▶ DESCRIPTION OF THE TASK: Each entry below is to be written out exactly, and the pictures are to be left out.

========

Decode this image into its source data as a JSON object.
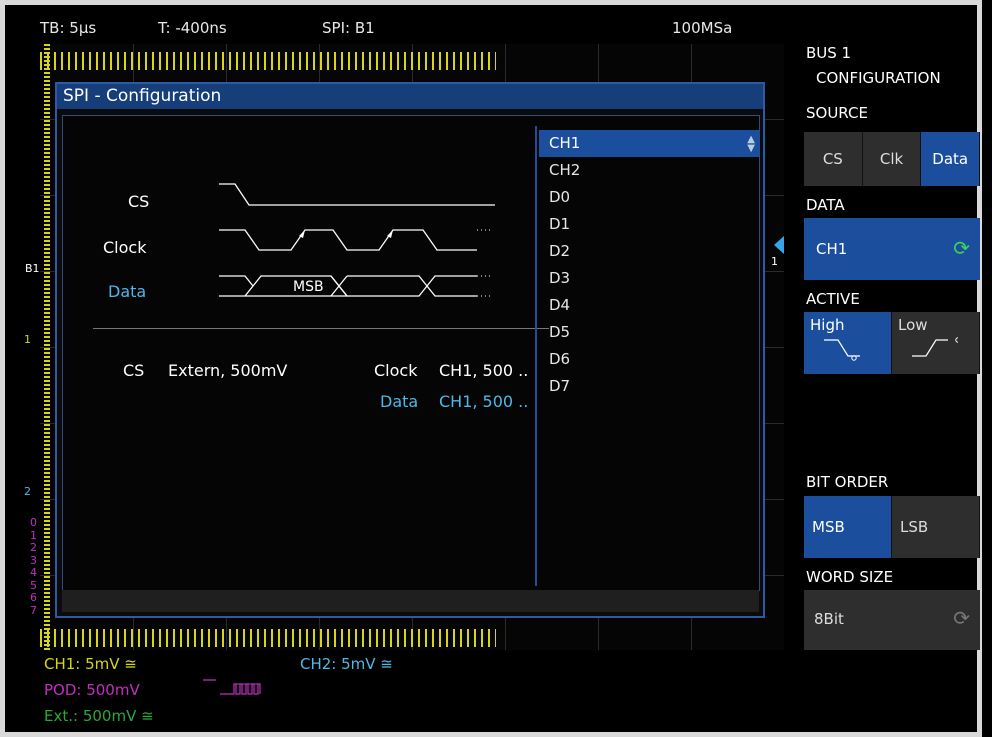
{
  "topbar": {
    "timebase": "TB: 5µs",
    "trigger": "T: -400ns",
    "bus": "SPI: B1",
    "sample_rate": "100MSa"
  },
  "markers": {
    "b1": "B1",
    "one": "1",
    "ch2": "2",
    "ch1": "1"
  },
  "pod_channels": [
    "0",
    "1",
    "2",
    "3",
    "4",
    "5",
    "6",
    "7"
  ],
  "dialog": {
    "title": "SPI - Configuration",
    "signals": {
      "cs": "CS",
      "clock": "Clock",
      "data": "Data",
      "msb": "MSB"
    },
    "summary": {
      "cs_label": "CS",
      "cs_value": "Extern, 500mV",
      "clock_label": "Clock",
      "clock_value": "CH1, 500 ..",
      "data_label": "Data",
      "data_value": "CH1, 500 .."
    },
    "list": [
      "CH1",
      "CH2",
      "D0",
      "D1",
      "D2",
      "D3",
      "D4",
      "D5",
      "D6",
      "D7"
    ],
    "selected": "CH1"
  },
  "sidebar": {
    "title_line1": "BUS 1",
    "title_line2": "CONFIGURATION",
    "source_label": "SOURCE",
    "source_options": [
      "CS",
      "Clk",
      "Data"
    ],
    "source_selected": "Data",
    "data_label": "DATA",
    "data_value": "CH1",
    "active_label": "ACTIVE",
    "active_high": "High",
    "active_low": "Low",
    "bit_order_label": "BIT ORDER",
    "bit_order_msb": "MSB",
    "bit_order_lsb": "LSB",
    "word_size_label": "WORD SIZE",
    "word_size_value": "8Bit"
  },
  "footer": {
    "ch1": "CH1: 5mV ≅",
    "ch2": "CH2: 5mV ≅",
    "pod": "POD: 500mV",
    "ext": "Ext.: 500mV ≅"
  },
  "colors": {
    "ch1": "#d7d51a",
    "ch2": "#4fb9e8",
    "pod": "#c030c0",
    "ext": "#2aa83a",
    "accent": "#1b4f9e"
  }
}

========

▶ SOLUTION FOR THIS TASK:
Decode this image into its source data as a JSON object.
{
  "topbar": {
    "timebase": "TB: 5µs",
    "trigger": "T: -400ns",
    "bus": "SPI: B1",
    "sample_rate": "100MSa"
  },
  "markers": {
    "b1": "B1",
    "one": "1",
    "ch2": "2",
    "ch1": "1"
  },
  "pod_channels": [
    "0",
    "1",
    "2",
    "3",
    "4",
    "5",
    "6",
    "7"
  ],
  "dialog": {
    "title": "SPI - Configuration",
    "signals": {
      "cs": "CS",
      "clock": "Clock",
      "data": "Data",
      "msb": "MSB"
    },
    "summary": {
      "cs_label": "CS",
      "cs_value": "Extern, 500mV",
      "clock_label": "Clock",
      "clock_value": "CH1, 500 ..",
      "data_label": "Data",
      "data_value": "CH1, 500 .."
    },
    "list": [
      "CH1",
      "CH2",
      "D0",
      "D1",
      "D2",
      "D3",
      "D4",
      "D5",
      "D6",
      "D7"
    ],
    "selected": "CH1"
  },
  "sidebar": {
    "title_line1": "BUS 1",
    "title_line2": "CONFIGURATION",
    "source_label": "SOURCE",
    "source_options": [
      "CS",
      "Clk",
      "Data"
    ],
    "source_selected": "Data",
    "data_label": "DATA",
    "data_value": "CH1",
    "active_label": "ACTIVE",
    "active_high": "High",
    "active_low": "Low",
    "bit_order_label": "BIT ORDER",
    "bit_order_msb": "MSB",
    "bit_order_lsb": "LSB",
    "word_size_label": "WORD SIZE",
    "word_size_value": "8Bit"
  },
  "footer": {
    "ch1": "CH1: 5mV ≅",
    "ch2": "CH2: 5mV ≅",
    "pod": "POD: 500mV",
    "ext": "Ext.: 500mV ≅"
  },
  "colors": {
    "ch1": "#d7d51a",
    "ch2": "#4fb9e8",
    "pod": "#c030c0",
    "ext": "#2aa83a",
    "accent": "#1b4f9e"
  }
}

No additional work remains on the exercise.